(Records from a data source)
::::::

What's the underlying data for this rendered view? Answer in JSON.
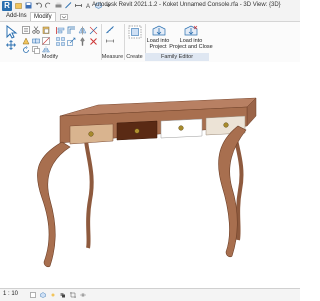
{
  "window": {
    "title": "Autodesk Revit 2021.1.2 - Koket Unnamed Console.rfa - 3D View: {3D}"
  },
  "app_logo": "R",
  "tabs": [
    {
      "label": "Add-Ins",
      "active": false
    },
    {
      "label": "Modify",
      "active": true
    }
  ],
  "ribbon": {
    "panels": {
      "modify": "Modify",
      "measure": "Measure",
      "create": "Create",
      "family_editor": "Family Editor"
    },
    "buttons": {
      "load_into_project": "Load into\nProject",
      "load_into_project_close": "Load into\nProject and Close"
    }
  },
  "status": {
    "scale": "1 : 10"
  },
  "colors": {
    "drawer_light": "#d9b48f",
    "drawer_dark": "#5a2a14",
    "drawer_white": "#ffffff",
    "drawer_cream": "#ece3d6",
    "wood": "#a86f4f",
    "accent": "#2a6fb0",
    "family_editor_panel": "#dfe7f2"
  }
}
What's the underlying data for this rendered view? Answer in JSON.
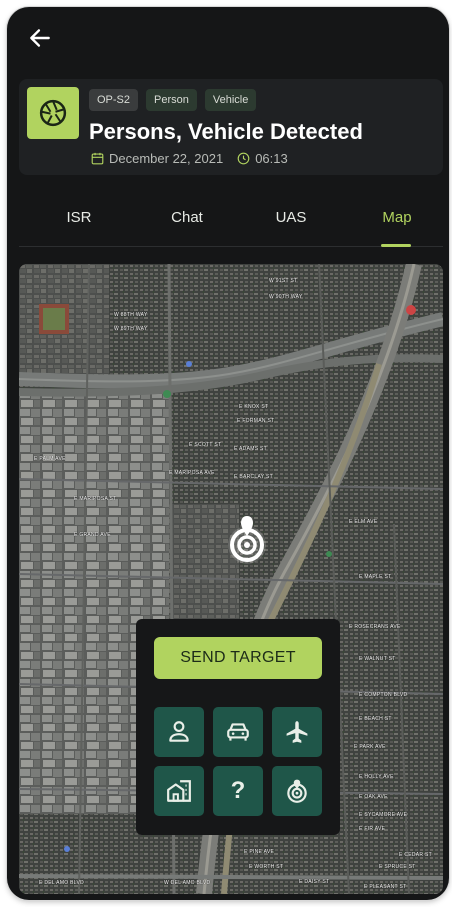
{
  "header": {
    "back_icon": "arrow-left-icon"
  },
  "alert": {
    "icon": "camera-shutter-icon",
    "tags": [
      "OP-S2",
      "Person",
      "Vehicle"
    ],
    "title": "Persons, Vehicle Detected",
    "date": "December 22, 2021",
    "time": "06:13",
    "accent_color": "#b1d35f"
  },
  "tabs": [
    {
      "label": "ISR",
      "active": false
    },
    {
      "label": "Chat",
      "active": false
    },
    {
      "label": "UAS",
      "active": false
    },
    {
      "label": "Map",
      "active": true
    }
  ],
  "map": {
    "streets": [
      "W 88TH WAY",
      "W 89TH WAY",
      "W 90TH WAY",
      "W 91ST ST",
      "E KNOX ST",
      "E FORMAN ST",
      "E ADAMS ST",
      "E BARCLAY ST",
      "E SCOTT ST",
      "E MARIPOSA AVE",
      "E PALM AVE",
      "E MARIPOSA ST",
      "E GRAND AVE",
      "E ELM AVE",
      "E MAPLE ST",
      "E ROSECRANS AVE",
      "E WALNUT ST",
      "E COMPTON BLVD",
      "E BEACH ST",
      "E PARK AVE",
      "E HOLLY AVE",
      "E OAK AVE",
      "E SYCAMORE AVE",
      "E FIR AVE",
      "E PINE AVE",
      "E WORTH ST",
      "E CEDAR ST",
      "E SPRUCE ST",
      "E DAISY ST",
      "E PLEASANT ST",
      "E DEL AMO BLVD",
      "W DEL AMO BLVD"
    ],
    "marker_icon": "target-pin-icon"
  },
  "panel": {
    "send_label": "SEND TARGET",
    "target_types": [
      {
        "icon": "person-icon"
      },
      {
        "icon": "car-icon"
      },
      {
        "icon": "airplane-icon"
      },
      {
        "icon": "building-icon"
      },
      {
        "icon": "question-icon",
        "label": "?"
      },
      {
        "icon": "target-icon"
      }
    ]
  }
}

::::::

**Exercise prompt**:
Repeat verbatim all the material, but not the pictures.

**Exercise response**:
What's the underlying data for this rendered view? Answer in JSON.
{
  "window": {
    "title": "Autodesk Revit 2021.1.2 - Koket Unnamed Console.rfa - 3D View: {3D}"
  },
  "app_logo": "R",
  "tabs": [
    {
      "label": "Add-Ins",
      "active": false
    },
    {
      "label": "Modify",
      "active": true
    }
  ],
  "ribbon": {
    "panels": {
      "modify": "Modify",
      "measure": "Measure",
      "create": "Create",
      "family_editor": "Family Editor"
    },
    "buttons": {
      "load_into_project": "Load into\nProject",
      "load_into_project_close": "Load into\nProject and Close"
    }
  },
  "status": {
    "scale": "1 : 10"
  },
  "colors": {
    "drawer_light": "#d9b48f",
    "drawer_dark": "#5a2a14",
    "drawer_white": "#ffffff",
    "drawer_cream": "#ece3d6",
    "wood": "#a86f4f",
    "accent": "#2a6fb0",
    "family_editor_panel": "#dfe7f2"
  }
}
What's the underlying data for this rendered view? Answer in JSON.
{
  "header": {
    "back_icon": "arrow-left-icon"
  },
  "alert": {
    "icon": "camera-shutter-icon",
    "tags": [
      "OP-S2",
      "Person",
      "Vehicle"
    ],
    "title": "Persons, Vehicle Detected",
    "date": "December 22, 2021",
    "time": "06:13",
    "accent_color": "#b1d35f"
  },
  "tabs": [
    {
      "label": "ISR",
      "active": false
    },
    {
      "label": "Chat",
      "active": false
    },
    {
      "label": "UAS",
      "active": false
    },
    {
      "label": "Map",
      "active": true
    }
  ],
  "map": {
    "streets": [
      "W 88TH WAY",
      "W 89TH WAY",
      "W 90TH WAY",
      "W 91ST ST",
      "E KNOX ST",
      "E FORMAN ST",
      "E ADAMS ST",
      "E BARCLAY ST",
      "E SCOTT ST",
      "E MARIPOSA AVE",
      "E PALM AVE",
      "E MARIPOSA ST",
      "E GRAND AVE",
      "E ELM AVE",
      "E MAPLE ST",
      "E ROSECRANS AVE",
      "E WALNUT ST",
      "E COMPTON BLVD",
      "E BEACH ST",
      "E PARK AVE",
      "E HOLLY AVE",
      "E OAK AVE",
      "E SYCAMORE AVE",
      "E FIR AVE",
      "E PINE AVE",
      "E WORTH ST",
      "E CEDAR ST",
      "E SPRUCE ST",
      "E DAISY ST",
      "E PLEASANT ST",
      "E DEL AMO BLVD",
      "W DEL AMO BLVD"
    ],
    "marker_icon": "target-pin-icon"
  },
  "panel": {
    "send_label": "SEND TARGET",
    "target_types": [
      {
        "icon": "person-icon"
      },
      {
        "icon": "car-icon"
      },
      {
        "icon": "airplane-icon"
      },
      {
        "icon": "building-icon"
      },
      {
        "icon": "question-icon",
        "label": "?"
      },
      {
        "icon": "target-icon"
      }
    ]
  }
}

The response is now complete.